Written problem:
Look through the records and report how many lines include the word "JSON", with no other words.

Data to use:
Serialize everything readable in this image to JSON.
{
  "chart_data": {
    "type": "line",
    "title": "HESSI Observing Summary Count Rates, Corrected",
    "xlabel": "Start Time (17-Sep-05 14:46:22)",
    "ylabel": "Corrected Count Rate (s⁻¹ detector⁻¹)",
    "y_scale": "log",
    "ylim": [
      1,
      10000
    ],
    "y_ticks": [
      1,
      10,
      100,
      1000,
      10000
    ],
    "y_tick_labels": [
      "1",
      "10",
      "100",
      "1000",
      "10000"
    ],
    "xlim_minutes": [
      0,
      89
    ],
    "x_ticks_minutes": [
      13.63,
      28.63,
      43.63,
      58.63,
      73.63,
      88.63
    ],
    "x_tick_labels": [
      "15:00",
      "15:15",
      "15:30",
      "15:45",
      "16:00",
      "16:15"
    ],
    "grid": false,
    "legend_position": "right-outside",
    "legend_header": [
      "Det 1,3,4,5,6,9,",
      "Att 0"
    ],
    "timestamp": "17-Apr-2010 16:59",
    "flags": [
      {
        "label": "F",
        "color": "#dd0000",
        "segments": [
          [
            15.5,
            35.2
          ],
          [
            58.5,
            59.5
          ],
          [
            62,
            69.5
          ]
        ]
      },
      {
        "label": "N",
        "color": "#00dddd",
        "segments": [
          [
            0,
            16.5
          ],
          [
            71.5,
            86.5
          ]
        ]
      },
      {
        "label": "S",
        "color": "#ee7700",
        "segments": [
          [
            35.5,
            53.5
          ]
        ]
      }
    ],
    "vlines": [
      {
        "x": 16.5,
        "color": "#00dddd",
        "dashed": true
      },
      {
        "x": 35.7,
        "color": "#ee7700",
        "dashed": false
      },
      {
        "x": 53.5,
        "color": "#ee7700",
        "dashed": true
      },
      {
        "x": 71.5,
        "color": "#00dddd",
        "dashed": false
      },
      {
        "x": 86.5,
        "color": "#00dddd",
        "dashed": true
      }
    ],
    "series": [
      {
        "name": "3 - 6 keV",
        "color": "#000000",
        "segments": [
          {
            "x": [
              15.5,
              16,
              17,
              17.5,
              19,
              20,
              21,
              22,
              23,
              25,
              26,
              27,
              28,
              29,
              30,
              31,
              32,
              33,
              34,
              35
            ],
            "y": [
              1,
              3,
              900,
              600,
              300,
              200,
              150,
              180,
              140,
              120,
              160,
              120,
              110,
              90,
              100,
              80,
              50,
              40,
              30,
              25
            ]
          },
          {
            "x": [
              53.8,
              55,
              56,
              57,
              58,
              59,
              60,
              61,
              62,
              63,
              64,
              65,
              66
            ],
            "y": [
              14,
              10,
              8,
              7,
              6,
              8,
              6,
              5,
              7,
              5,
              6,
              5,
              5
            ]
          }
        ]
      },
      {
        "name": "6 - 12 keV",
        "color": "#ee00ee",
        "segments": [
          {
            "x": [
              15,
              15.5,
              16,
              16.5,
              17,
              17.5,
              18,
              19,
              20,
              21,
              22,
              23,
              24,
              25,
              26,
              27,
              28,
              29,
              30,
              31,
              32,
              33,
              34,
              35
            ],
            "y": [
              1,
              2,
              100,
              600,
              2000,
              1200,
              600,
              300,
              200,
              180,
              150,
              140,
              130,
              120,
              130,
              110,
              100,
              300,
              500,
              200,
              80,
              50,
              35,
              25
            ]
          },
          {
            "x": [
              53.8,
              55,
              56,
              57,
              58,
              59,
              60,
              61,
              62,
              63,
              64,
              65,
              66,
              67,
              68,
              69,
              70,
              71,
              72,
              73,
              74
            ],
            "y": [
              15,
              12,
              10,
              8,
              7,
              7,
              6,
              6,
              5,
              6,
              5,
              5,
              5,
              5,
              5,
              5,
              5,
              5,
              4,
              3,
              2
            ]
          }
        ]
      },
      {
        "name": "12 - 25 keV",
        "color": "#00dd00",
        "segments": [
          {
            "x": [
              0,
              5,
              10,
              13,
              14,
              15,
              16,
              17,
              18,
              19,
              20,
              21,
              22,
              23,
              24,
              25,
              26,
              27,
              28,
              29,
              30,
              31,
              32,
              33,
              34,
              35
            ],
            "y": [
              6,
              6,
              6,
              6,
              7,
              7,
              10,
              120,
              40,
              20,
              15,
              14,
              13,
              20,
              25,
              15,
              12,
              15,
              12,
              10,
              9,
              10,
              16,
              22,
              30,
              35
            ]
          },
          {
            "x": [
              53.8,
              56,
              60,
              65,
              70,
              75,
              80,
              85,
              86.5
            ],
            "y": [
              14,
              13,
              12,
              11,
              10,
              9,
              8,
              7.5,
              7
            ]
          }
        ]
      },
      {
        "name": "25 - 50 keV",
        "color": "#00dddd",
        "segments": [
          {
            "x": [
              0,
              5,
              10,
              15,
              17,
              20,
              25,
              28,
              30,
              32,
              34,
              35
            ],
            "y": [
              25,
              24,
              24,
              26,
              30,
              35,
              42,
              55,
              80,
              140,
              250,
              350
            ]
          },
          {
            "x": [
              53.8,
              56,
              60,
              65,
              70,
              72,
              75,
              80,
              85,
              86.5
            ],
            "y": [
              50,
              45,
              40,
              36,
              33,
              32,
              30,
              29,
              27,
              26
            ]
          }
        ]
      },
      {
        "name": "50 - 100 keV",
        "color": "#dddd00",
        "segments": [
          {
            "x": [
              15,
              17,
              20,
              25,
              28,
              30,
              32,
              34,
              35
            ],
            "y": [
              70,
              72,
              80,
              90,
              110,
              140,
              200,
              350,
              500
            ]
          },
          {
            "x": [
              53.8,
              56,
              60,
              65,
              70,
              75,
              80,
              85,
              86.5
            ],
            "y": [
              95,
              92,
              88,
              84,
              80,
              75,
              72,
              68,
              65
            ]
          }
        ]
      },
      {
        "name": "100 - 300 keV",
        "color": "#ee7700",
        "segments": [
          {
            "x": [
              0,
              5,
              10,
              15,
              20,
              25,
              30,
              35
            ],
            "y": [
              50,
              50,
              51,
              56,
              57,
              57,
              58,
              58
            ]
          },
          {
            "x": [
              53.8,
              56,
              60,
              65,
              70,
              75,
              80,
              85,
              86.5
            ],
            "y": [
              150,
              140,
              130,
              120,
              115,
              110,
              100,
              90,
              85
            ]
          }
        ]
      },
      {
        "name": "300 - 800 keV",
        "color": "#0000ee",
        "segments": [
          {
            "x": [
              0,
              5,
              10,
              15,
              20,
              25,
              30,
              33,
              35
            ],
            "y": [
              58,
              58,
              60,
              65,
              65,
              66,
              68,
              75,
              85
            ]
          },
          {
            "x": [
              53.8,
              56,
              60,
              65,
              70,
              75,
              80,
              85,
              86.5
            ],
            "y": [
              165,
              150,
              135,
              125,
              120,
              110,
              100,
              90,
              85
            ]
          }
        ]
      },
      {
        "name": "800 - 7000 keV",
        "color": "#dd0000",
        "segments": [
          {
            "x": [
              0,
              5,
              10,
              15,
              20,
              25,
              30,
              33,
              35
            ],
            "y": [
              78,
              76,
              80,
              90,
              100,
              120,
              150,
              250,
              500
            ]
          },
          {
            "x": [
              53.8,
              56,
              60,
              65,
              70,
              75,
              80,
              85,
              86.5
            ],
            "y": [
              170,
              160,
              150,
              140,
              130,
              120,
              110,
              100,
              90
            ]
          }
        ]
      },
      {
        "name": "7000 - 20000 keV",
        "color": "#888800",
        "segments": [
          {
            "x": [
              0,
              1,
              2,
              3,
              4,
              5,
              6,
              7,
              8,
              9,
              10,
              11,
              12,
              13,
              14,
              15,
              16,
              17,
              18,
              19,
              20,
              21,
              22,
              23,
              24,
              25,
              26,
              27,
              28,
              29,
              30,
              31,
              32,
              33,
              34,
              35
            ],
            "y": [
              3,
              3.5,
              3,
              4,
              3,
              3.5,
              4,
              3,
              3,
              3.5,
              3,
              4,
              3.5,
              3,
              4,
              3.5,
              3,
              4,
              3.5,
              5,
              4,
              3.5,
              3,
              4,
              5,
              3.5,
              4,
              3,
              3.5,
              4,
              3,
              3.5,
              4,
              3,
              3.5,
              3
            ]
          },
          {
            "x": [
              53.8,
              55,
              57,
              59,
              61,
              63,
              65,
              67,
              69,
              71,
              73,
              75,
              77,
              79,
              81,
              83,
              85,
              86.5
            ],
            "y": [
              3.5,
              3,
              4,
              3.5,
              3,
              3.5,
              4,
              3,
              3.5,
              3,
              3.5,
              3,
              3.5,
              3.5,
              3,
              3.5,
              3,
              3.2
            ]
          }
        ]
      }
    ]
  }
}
--
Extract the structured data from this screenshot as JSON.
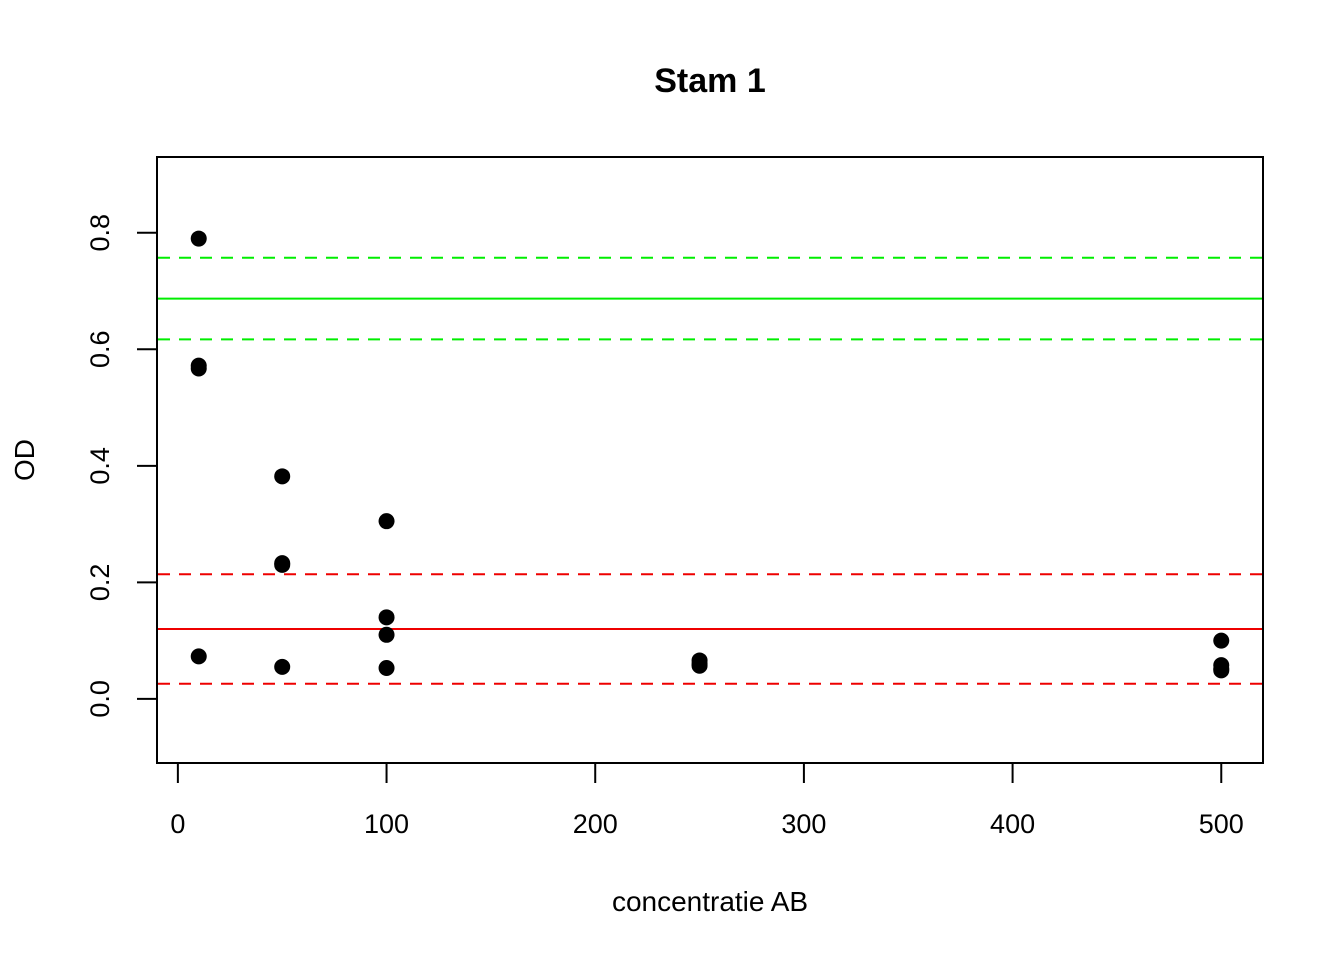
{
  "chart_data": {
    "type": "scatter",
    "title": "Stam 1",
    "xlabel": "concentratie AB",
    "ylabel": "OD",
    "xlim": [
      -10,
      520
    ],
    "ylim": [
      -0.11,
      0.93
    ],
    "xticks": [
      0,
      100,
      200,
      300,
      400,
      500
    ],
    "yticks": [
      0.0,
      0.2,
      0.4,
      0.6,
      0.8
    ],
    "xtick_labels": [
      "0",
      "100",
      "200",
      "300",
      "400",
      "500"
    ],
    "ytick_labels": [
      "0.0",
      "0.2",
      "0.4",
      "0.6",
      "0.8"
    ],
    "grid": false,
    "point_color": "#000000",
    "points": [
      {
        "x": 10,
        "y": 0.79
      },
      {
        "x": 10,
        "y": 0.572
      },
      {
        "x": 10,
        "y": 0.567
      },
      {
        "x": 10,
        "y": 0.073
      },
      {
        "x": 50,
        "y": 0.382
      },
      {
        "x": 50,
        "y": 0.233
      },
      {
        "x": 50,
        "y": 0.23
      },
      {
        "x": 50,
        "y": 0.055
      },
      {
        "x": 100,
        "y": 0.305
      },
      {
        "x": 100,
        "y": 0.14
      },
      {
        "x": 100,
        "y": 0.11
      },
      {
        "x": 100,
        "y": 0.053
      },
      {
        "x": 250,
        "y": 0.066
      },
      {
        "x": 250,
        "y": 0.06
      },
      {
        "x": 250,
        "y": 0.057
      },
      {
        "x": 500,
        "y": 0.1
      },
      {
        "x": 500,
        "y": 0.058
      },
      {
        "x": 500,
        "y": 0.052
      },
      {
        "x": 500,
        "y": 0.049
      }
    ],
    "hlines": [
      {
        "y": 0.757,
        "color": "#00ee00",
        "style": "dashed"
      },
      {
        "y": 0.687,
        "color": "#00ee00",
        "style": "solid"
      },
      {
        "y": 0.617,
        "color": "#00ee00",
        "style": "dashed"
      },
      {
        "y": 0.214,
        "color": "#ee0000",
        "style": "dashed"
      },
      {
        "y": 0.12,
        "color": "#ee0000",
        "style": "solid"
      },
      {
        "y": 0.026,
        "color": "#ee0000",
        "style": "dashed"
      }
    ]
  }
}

Expected answer:
2